A block of data:
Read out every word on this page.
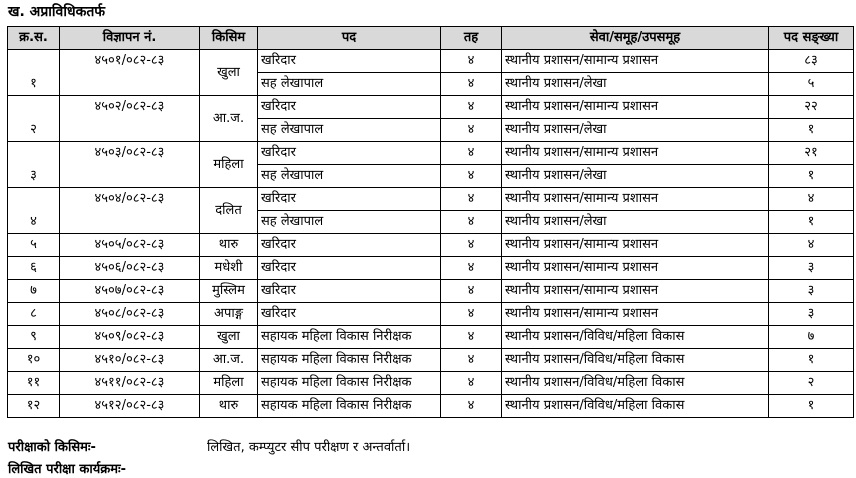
ख. अप्राविधिकतर्फ
क्र.स.	विज्ञापन नं.	किसिम	पद	तह	सेवा/समूह/उपसमूह	पद सङ्ख्या
१	४५०१/०८२-८३	खुला	खरिदार	४	स्थानीय प्रशासन/सामान्य प्रशासन	८३
			सह लेखापाल	४	स्थानीय प्रशासन/लेखा	५
२	४५०२/०८२-८३	आ.ज.	खरिदार	४	स्थानीय प्रशासन/सामान्य प्रशासन	२२
			सह लेखापाल	४	स्थानीय प्रशासन/लेखा	१
३	४५०३/०८२-८३	महिला	खरिदार	४	स्थानीय प्रशासन/सामान्य प्रशासन	२१
			सह लेखापाल	४	स्थानीय प्रशासन/लेखा	१
४	४५०४/०८२-८३	दलित	खरिदार	४	स्थानीय प्रशासन/सामान्य प्रशासन	४
			सह लेखापाल	४	स्थानीय प्रशासन/लेखा	१
५	४५०५/०८२-८३	थारु	खरिदार	४	स्थानीय प्रशासन/सामान्य प्रशासन	४
६	४५०६/०८२-८३	मधेशी	खरिदार	४	स्थानीय प्रशासन/सामान्य प्रशासन	३
७	४५०७/०८२-८३	मुस्लिम	खरिदार	४	स्थानीय प्रशासन/सामान्य प्रशासन	३
८	४५०८/०८२-८३	अपाङ्ग	खरिदार	४	स्थानीय प्रशासन/सामान्य प्रशासन	३
९	४५०९/०८२-८३	खुला	सहायक महिला विकास निरीक्षक	४	स्थानीय प्रशासन/विविध/महिला विकास	७
१०	४५१०/०८२-८३	आ.ज.	सहायक महिला विकास निरीक्षक	४	स्थानीय प्रशासन/विविध/महिला विकास	१
११	४५११/०८२-८३	महिला	सहायक महिला विकास निरीक्षक	४	स्थानीय प्रशासन/विविध/महिला विकास	२
१२	४५१२/०८२-८३	थारु	सहायक महिला विकास निरीक्षक	४	स्थानीय प्रशासन/विविध/महिला विकास	१
परीक्षाको किसिमः-	लिखित, कम्प्युटर सीप परीक्षण र अन्तर्वार्ता।
लिखित परीक्षा कार्यक्रमः-
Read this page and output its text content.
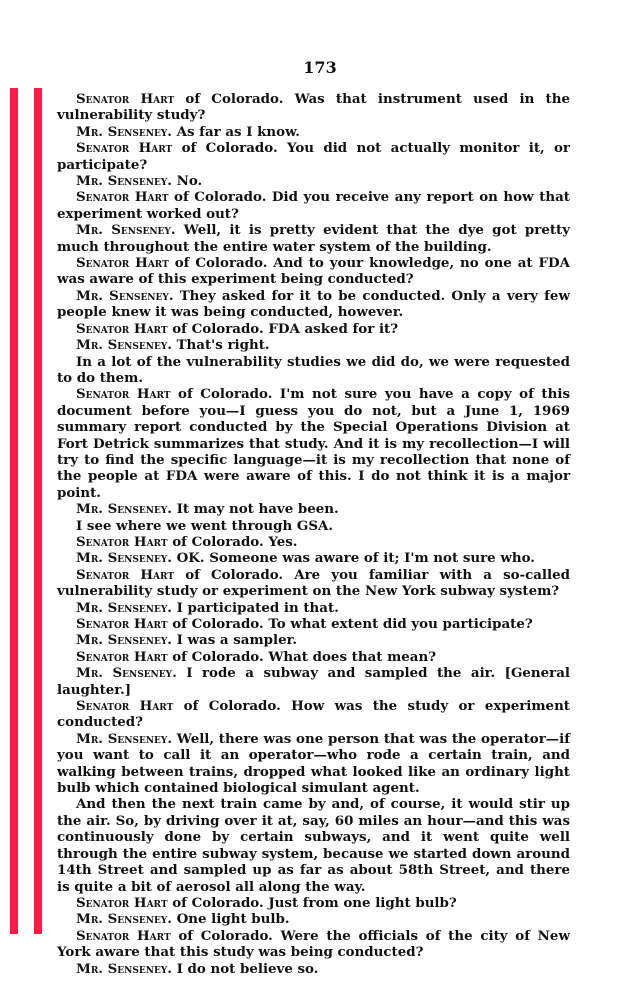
173

Senator Hart of Colorado. Was that instrument used in the vulnerability study?

Mr. Senseney. As far as I know.

Senator Hart of Colorado. You did not actually monitor it, or participate?

Mr. Senseney. No.

Senator Hart of Colorado. Did you receive any report on how that experiment worked out?

Mr. Senseney. Well, it is pretty evident that the dye got pretty much throughout the entire water system of the building.

Senator Hart of Colorado. And to your knowledge, no one at FDA was aware of this experiment being conducted?

Mr. Senseney. They asked for it to be conducted. Only a very few people knew it was being conducted, however.

Senator Hart of Colorado. FDA asked for it?

Mr. Senseney. That's right.

In a lot of the vulnerability studies we did do, we were requested to do them.

Senator Hart of Colorado. I'm not sure you have a copy of this document before you—I guess you do not, but a June 1, 1969 summary report conducted by the Special Operations Division at Fort Detrick summarizes that study. And it is my recollection—I will try to find the specific language—it is my recollection that none of the people at FDA were aware of this. I do not think it is a major point.

Mr. Senseney. It may not have been.

I see where we went through GSA.

Senator Hart of Colorado. Yes.

Mr. Senseney. OK. Someone was aware of it; I'm not sure who.

Senator Hart of Colorado. Are you familiar with a so-called vulnerability study or experiment on the New York subway system?

Mr. Senseney. I participated in that.

Senator Hart of Colorado. To what extent did you participate?

Mr. Senseney. I was a sampler.

Senator Hart of Colorado. What does that mean?

Mr. Senseney. I rode a subway and sampled the air. [General laughter.]

Senator Hart of Colorado. How was the study or experiment conducted?

Mr. Senseney. Well, there was one person that was the operator—if you want to call it an operator—who rode a certain train, and walking between trains, dropped what looked like an ordinary light bulb which contained biological simulant agent.

And then the next train came by and, of course, it would stir up the air. So, by driving over it at, say, 60 miles an hour—and this was continuously done by certain subways, and it went quite well through the entire subway system, because we started down around 14th Street and sampled up as far as about 58th Street, and there is quite a bit of aerosol all along the way.

Senator Hart of Colorado. Just from one light bulb?

Mr. Senseney. One light bulb.

Senator Hart of Colorado. Were the officials of the city of New York aware that this study was being conducted?

Mr. Senseney. I do not believe so.
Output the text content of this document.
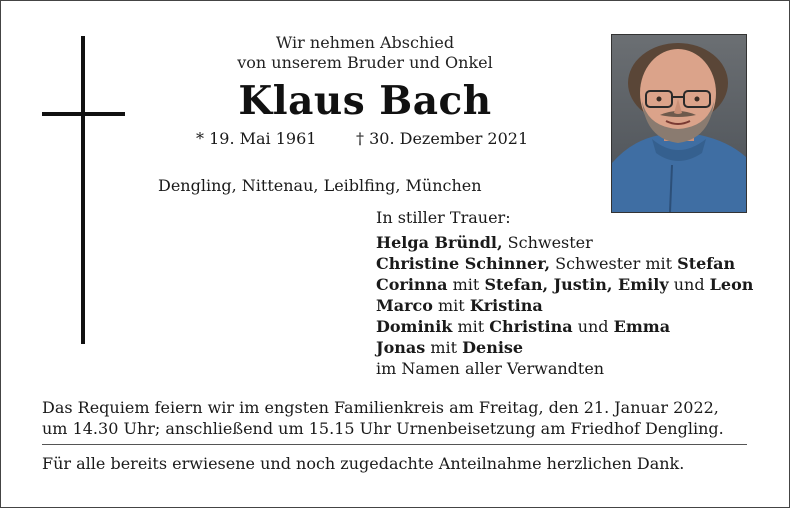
Wir nehmen Abschied
von unserem Bruder und Onkel
Klaus Bach
* 19. Mai 1961 † 30. Dezember 2021
Dengling, Nittenau, Leiblfing, München
In stiller Trauer:
Helga Bründl, Schwester
Christine Schinner, Schwester mit Stefan
Corinna mit Stefan, Justin, Emily und Leon
Marco mit Kristina
Dominik mit Christina und Emma
Jonas mit Denise
im Namen aller Verwandten
Das Requiem feiern wir im engsten Familienkreis am Freitag, den 21. Januar 2022,
um 14.30 Uhr; anschließend um 15.15 Uhr Urnenbeisetzung am Friedhof Dengling.
Für alle bereits erwiesene und noch zugedachte Anteilnahme herzlichen Dank.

§ Exercise objective:
All the lines above are to be reproduced exactly, except the pictures.

§ Completed task:
Read out every word on this page.
ख. अप्राविधिकतर्फ
क्र.स.	विज्ञापन नं.	किसिम	पद	तह	सेवा/समूह/उपसमूह	पद सङ्ख्या
१	४५०१/०८२-८३	खुला	खरिदार	४	स्थानीय प्रशासन/सामान्य प्रशासन	८३
			सह लेखापाल	४	स्थानीय प्रशासन/लेखा	५
२	४५०२/०८२-८३	आ.ज.	खरिदार	४	स्थानीय प्रशासन/सामान्य प्रशासन	२२
			सह लेखापाल	४	स्थानीय प्रशासन/लेखा	१
३	४५०३/०८२-८३	महिला	खरिदार	४	स्थानीय प्रशासन/सामान्य प्रशासन	२१
			सह लेखापाल	४	स्थानीय प्रशासन/लेखा	१
४	४५०४/०८२-८३	दलित	खरिदार	४	स्थानीय प्रशासन/सामान्य प्रशासन	४
			सह लेखापाल	४	स्थानीय प्रशासन/लेखा	१
५	४५०५/०८२-८३	थारु	खरिदार	४	स्थानीय प्रशासन/सामान्य प्रशासन	४
६	४५०६/०८२-८३	मधेशी	खरिदार	४	स्थानीय प्रशासन/सामान्य प्रशासन	३
७	४५०७/०८२-८३	मुस्लिम	खरिदार	४	स्थानीय प्रशासन/सामान्य प्रशासन	३
८	४५०८/०८२-८३	अपाङ्ग	खरिदार	४	स्थानीय प्रशासन/सामान्य प्रशासन	३
९	४५०९/०८२-८३	खुला	सहायक महिला विकास निरीक्षक	४	स्थानीय प्रशासन/विविध/महिला विकास	७
१०	४५१०/०८२-८३	आ.ज.	सहायक महिला विकास निरीक्षक	४	स्थानीय प्रशासन/विविध/महिला विकास	१
११	४५११/०८२-८३	महिला	सहायक महिला विकास निरीक्षक	४	स्थानीय प्रशासन/विविध/महिला विकास	२
१२	४५१२/०८२-८३	थारु	सहायक महिला विकास निरीक्षक	४	स्थानीय प्रशासन/विविध/महिला विकास	१
परीक्षाको किसिमः-	लिखित, कम्प्युटर सीप परीक्षण र अन्तर्वार्ता।
लिखित परीक्षा कार्यक्रमः-
Read this page and output its text content.
173

Senator Hart of Colorado. Was that instrument used in the vulnerability study?

Mr. Senseney. As far as I know.

Senator Hart of Colorado. You did not actually monitor it, or participate?

Mr. Senseney. No.

Senator Hart of Colorado. Did you receive any report on how that experiment worked out?

Mr. Senseney. Well, it is pretty evident that the dye got pretty much throughout the entire water system of the building.

Senator Hart of Colorado. And to your knowledge, no one at FDA was aware of this experiment being conducted?

Mr. Senseney. They asked for it to be conducted. Only a very few people knew it was being conducted, however.

Senator Hart of Colorado. FDA asked for it?

Mr. Senseney. That's right.

In a lot of the vulnerability studies we did do, we were requested to do them.

Senator Hart of Colorado. I'm not sure you have a copy of this document before you—I guess you do not, but a June 1, 1969 summary report conducted by the Special Operations Division at Fort Detrick summarizes that study. And it is my recollection—I will try to find the specific language—it is my recollection that none of the people at FDA were aware of this. I do not think it is a major point.

Mr. Senseney. It may not have been.

I see where we went through GSA.

Senator Hart of Colorado. Yes.

Mr. Senseney. OK. Someone was aware of it; I'm not sure who.

Senator Hart of Colorado. Are you familiar with a so-called vulnerability study or experiment on the New York subway system?

Mr. Senseney. I participated in that.

Senator Hart of Colorado. To what extent did you participate?

Mr. Senseney. I was a sampler.

Senator Hart of Colorado. What does that mean?

Mr. Senseney. I rode a subway and sampled the air. [General laughter.]

Senator Hart of Colorado. How was the study or experiment conducted?

Mr. Senseney. Well, there was one person that was the operator—if you want to call it an operator—who rode a certain train, and walking between trains, dropped what looked like an ordinary light bulb which contained biological simulant agent.

And then the next train came by and, of course, it would stir up the air. So, by driving over it at, say, 60 miles an hour—and this was continuously done by certain subways, and it went quite well through the entire subway system, because we started down around 14th Street and sampled up as far as about 58th Street, and there is quite a bit of aerosol all along the way.

Senator Hart of Colorado. Just from one light bulb?

Mr. Senseney. One light bulb.

Senator Hart of Colorado. Were the officials of the city of New York aware that this study was being conducted?

Mr. Senseney. I do not believe so.
Output the text content of this document.
Wir nehmen Abschied
von unserem Bruder und Onkel
Klaus Bach
* 19. Mai 1961 † 30. Dezember 2021
Dengling, Nittenau, Leiblfing, München
In stiller Trauer:
Helga Bründl, Schwester
Christine Schinner, Schwester mit Stefan
Corinna mit Stefan, Justin, Emily und Leon
Marco mit Kristina
Dominik mit Christina und Emma
Jonas mit Denise
im Namen aller Verwandten
Das Requiem feiern wir im engsten Familienkreis am Freitag, den 21. Januar 2022,
um 14.30 Uhr; anschließend um 15.15 Uhr Urnenbeisetzung am Friedhof Dengling.
Für alle bereits erwiesene und noch zugedachte Anteilnahme herzlichen Dank.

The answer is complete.